Written instruction:
Copy out each line containing "aldo" from the entries below.

Extracted records:
# # #

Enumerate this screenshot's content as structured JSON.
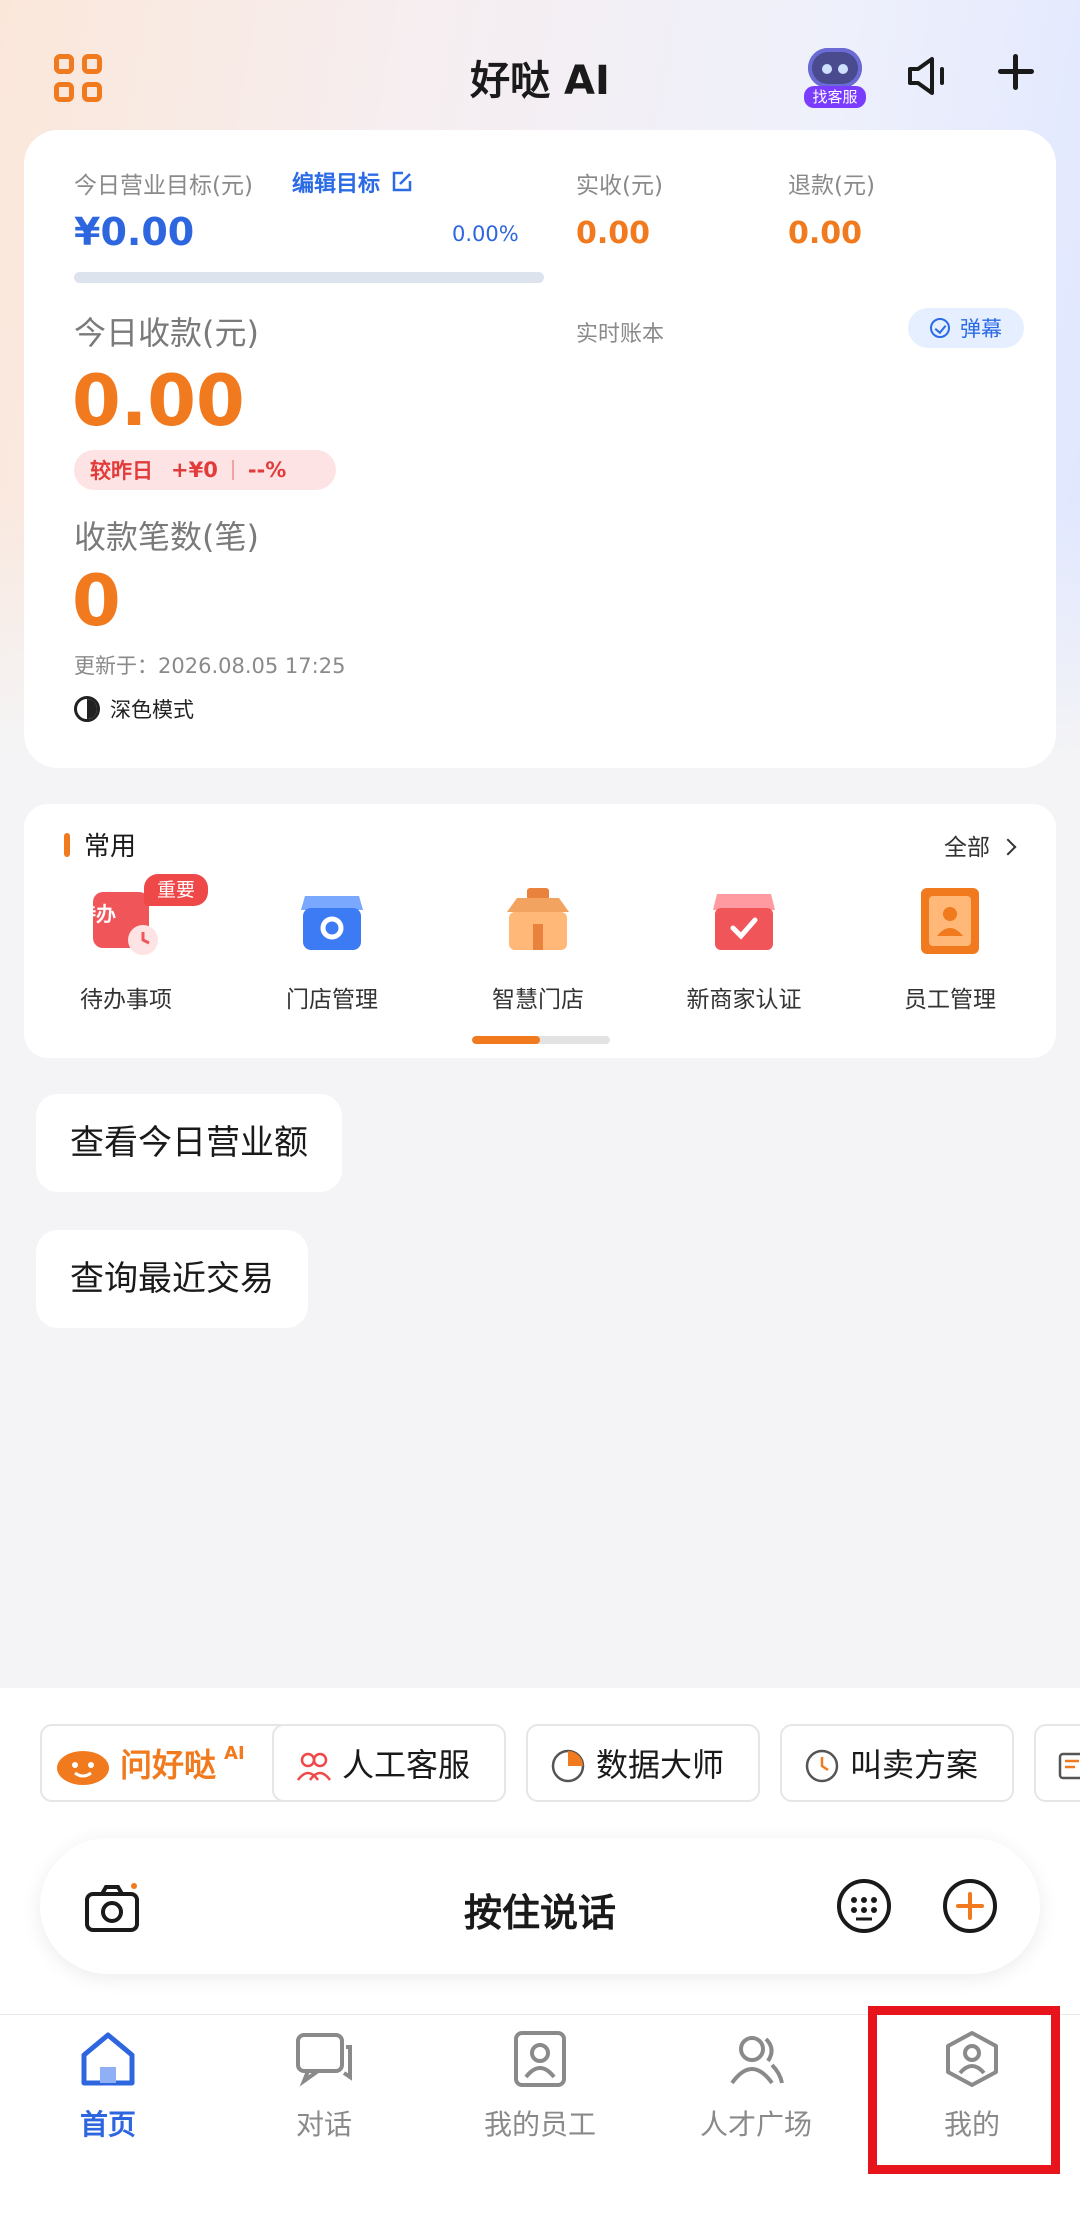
{
  "header": {
    "title": "好哒 AI",
    "bot_tag": "找客服"
  },
  "summary": {
    "target_label": "今日营业目标(元)",
    "edit_target": "编辑目标",
    "target_value": "¥0.00",
    "target_percent": "0.00%",
    "target_progress": 0,
    "received_label": "实收(元)",
    "received_value": "0.00",
    "refund_label": "退款(元)",
    "refund_value": "0.00",
    "today_income_label": "今日收款(元)",
    "today_income_value": "0.00",
    "ledger_label": "实时账本",
    "danmu_label": "弹幕",
    "compare_label": "较昨日",
    "compare_amount": "+¥0",
    "compare_percent": "--%",
    "count_label": "收款笔数(笔)",
    "count_value": "0",
    "updated_at": "更新于：2026.08.05 17:25",
    "dark_mode_label": "深色模式"
  },
  "common": {
    "title": "常用",
    "all_label": "全部",
    "tools": [
      {
        "name": "待办事项",
        "icon": "todo-icon",
        "badge": "重要",
        "icon_text": "待办"
      },
      {
        "name": "门店管理",
        "icon": "store-management-icon"
      },
      {
        "name": "智慧门店",
        "icon": "smart-store-icon"
      },
      {
        "name": "新商家认证",
        "icon": "merchant-verify-icon"
      },
      {
        "name": "员工管理",
        "icon": "staff-management-icon"
      }
    ]
  },
  "queries": [
    {
      "text": "查看今日营业额"
    },
    {
      "text": "查询最近交易"
    }
  ],
  "chips": [
    {
      "label": "问好哒",
      "icon": "haoda-mascot-icon",
      "sup": "AI"
    },
    {
      "label": "人工客服",
      "icon": "customer-service-icon"
    },
    {
      "label": "数据大师",
      "icon": "pie-chart-icon"
    },
    {
      "label": "叫卖方案",
      "icon": "clock-icon"
    }
  ],
  "input": {
    "hold_to_talk": "按住说话"
  },
  "tabs": [
    {
      "label": "首页",
      "icon": "home-icon",
      "active": true
    },
    {
      "label": "对话",
      "icon": "chat-icon"
    },
    {
      "label": "我的员工",
      "icon": "employee-icon"
    },
    {
      "label": "人才广场",
      "icon": "talent-icon"
    },
    {
      "label": "我的",
      "icon": "profile-icon"
    }
  ],
  "colors": {
    "accent": "#f07a1d",
    "primary": "#2e66df",
    "highlight": "#e8141b"
  }
}
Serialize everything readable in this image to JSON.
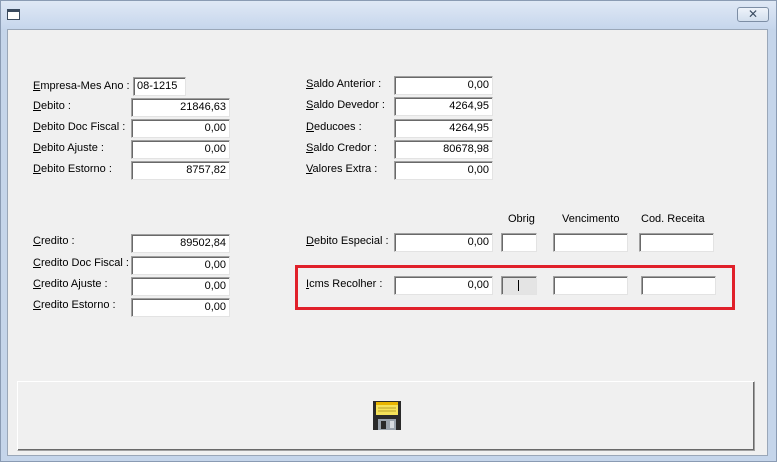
{
  "left_top": [
    {
      "label_u": "E",
      "label_rest": "mpresa-Mes Ano :",
      "value": "08-1215"
    },
    {
      "label_u": "D",
      "label_rest": "ebito :",
      "value": "21846,63"
    },
    {
      "label_u": "D",
      "label_rest": "ebito Doc Fiscal :",
      "value": "0,00"
    },
    {
      "label_u": "D",
      "label_rest": "ebito Ajuste :",
      "value": "0,00"
    },
    {
      "label_u": "D",
      "label_rest": "ebito Estorno :",
      "value": "8757,82"
    }
  ],
  "right_top": [
    {
      "label_u": "S",
      "label_rest": "aldo Anterior :",
      "value": "0,00"
    },
    {
      "label_u": "S",
      "label_rest": "aldo Devedor :",
      "value": "4264,95"
    },
    {
      "label_u": "D",
      "label_rest": "educoes :",
      "value": "4264,95"
    },
    {
      "label_u": "S",
      "label_rest": "aldo Credor :",
      "value": "80678,98"
    },
    {
      "label_u": "V",
      "label_rest": "alores Extra :",
      "value": "0,00"
    }
  ],
  "left_bottom": [
    {
      "label_u": "C",
      "label_rest": "redito :",
      "value": "89502,84"
    },
    {
      "label_u": "C",
      "label_rest": "redito Doc Fiscal :",
      "value": "0,00"
    },
    {
      "label_u": "C",
      "label_rest": "redito Ajuste :",
      "value": "0,00"
    },
    {
      "label_u": "C",
      "label_rest": "redito Estorno :",
      "value": "0,00"
    }
  ],
  "headers": {
    "obrig": "Obrig",
    "vencimento": "Vencimento",
    "cod_receita": "Cod. Receita"
  },
  "debito_especial": {
    "label_u": "D",
    "label_rest": "ebito Especial :",
    "value": "0,00",
    "obrig": "",
    "vencimento": "",
    "cod_receita": ""
  },
  "icms_recolher": {
    "label_u": "I",
    "label_rest": "cms Recolher :",
    "value": "0,00",
    "obrig": "",
    "vencimento": "",
    "cod_receita": ""
  },
  "toolbar": {
    "save_icon": "floppy-disk-icon"
  },
  "colors": {
    "highlight": "#e0202a",
    "window_bg": "#f0f0f0",
    "titlebar": "#c6d6ec"
  }
}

# # #

Exercise output:
      "label_rest": "aldo Anterior :",
      "label_rest": "aldo Devedor :",
      "label_rest": "aldo Credor :",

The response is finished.